[Items from a figure collection]
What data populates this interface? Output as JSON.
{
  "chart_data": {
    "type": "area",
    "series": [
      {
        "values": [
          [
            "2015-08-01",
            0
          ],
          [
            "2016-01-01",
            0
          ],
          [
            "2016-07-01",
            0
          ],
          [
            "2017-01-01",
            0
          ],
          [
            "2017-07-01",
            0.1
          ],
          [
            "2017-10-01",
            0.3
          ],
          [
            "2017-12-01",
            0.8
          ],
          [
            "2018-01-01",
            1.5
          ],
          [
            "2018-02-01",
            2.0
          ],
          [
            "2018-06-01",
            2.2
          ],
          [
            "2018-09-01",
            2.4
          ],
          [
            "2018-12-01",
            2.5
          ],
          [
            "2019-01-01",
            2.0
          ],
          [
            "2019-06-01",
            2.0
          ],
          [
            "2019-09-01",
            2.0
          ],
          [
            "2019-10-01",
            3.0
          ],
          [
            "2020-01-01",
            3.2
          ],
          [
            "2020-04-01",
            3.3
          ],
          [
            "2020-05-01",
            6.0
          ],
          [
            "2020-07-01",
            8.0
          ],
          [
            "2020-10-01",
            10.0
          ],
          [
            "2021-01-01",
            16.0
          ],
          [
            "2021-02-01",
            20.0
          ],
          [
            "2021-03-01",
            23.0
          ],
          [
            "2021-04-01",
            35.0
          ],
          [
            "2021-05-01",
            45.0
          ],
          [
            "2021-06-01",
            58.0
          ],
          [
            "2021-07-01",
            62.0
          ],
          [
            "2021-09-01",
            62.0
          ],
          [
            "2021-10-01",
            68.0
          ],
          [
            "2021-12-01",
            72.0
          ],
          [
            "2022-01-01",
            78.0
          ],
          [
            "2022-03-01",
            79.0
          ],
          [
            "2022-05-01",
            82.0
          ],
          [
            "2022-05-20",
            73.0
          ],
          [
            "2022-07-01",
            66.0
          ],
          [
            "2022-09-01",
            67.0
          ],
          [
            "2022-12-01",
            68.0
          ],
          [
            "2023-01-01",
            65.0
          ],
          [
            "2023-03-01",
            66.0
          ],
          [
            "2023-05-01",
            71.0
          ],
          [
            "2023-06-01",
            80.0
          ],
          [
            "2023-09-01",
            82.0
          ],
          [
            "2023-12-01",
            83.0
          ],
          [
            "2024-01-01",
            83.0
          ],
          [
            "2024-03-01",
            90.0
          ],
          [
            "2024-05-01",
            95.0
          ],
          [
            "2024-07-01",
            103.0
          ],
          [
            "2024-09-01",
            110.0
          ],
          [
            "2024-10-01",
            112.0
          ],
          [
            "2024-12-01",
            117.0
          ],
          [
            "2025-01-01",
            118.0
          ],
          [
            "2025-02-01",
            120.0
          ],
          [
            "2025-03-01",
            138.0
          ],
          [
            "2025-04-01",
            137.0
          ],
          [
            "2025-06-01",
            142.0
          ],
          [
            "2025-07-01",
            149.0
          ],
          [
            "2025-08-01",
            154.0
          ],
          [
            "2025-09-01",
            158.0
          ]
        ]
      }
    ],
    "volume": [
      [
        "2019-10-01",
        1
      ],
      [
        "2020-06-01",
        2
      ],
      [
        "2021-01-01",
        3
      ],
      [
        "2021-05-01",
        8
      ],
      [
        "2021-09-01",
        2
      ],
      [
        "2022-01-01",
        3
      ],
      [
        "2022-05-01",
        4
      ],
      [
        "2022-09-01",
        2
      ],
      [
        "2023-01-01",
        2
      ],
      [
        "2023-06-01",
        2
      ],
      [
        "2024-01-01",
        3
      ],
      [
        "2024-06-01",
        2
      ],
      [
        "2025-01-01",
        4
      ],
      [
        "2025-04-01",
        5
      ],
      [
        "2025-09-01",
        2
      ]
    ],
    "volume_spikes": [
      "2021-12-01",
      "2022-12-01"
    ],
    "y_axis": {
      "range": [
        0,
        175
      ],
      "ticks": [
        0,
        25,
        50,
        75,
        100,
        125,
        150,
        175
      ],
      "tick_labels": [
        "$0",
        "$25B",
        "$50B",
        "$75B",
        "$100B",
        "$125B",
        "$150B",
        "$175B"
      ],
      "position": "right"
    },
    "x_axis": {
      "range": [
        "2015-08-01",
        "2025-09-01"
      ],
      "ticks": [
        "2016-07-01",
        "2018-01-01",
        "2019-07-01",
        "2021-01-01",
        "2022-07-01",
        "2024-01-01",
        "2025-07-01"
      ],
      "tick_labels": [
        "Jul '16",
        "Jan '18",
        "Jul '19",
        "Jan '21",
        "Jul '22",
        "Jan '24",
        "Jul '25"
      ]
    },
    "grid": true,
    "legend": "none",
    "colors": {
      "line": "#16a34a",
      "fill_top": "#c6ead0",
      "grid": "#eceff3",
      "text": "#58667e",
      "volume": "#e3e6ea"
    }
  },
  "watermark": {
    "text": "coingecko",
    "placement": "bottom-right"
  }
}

• **What the task requires**
Return only the number of lines in the entries that contain the string "right".

• **Complete answer**
2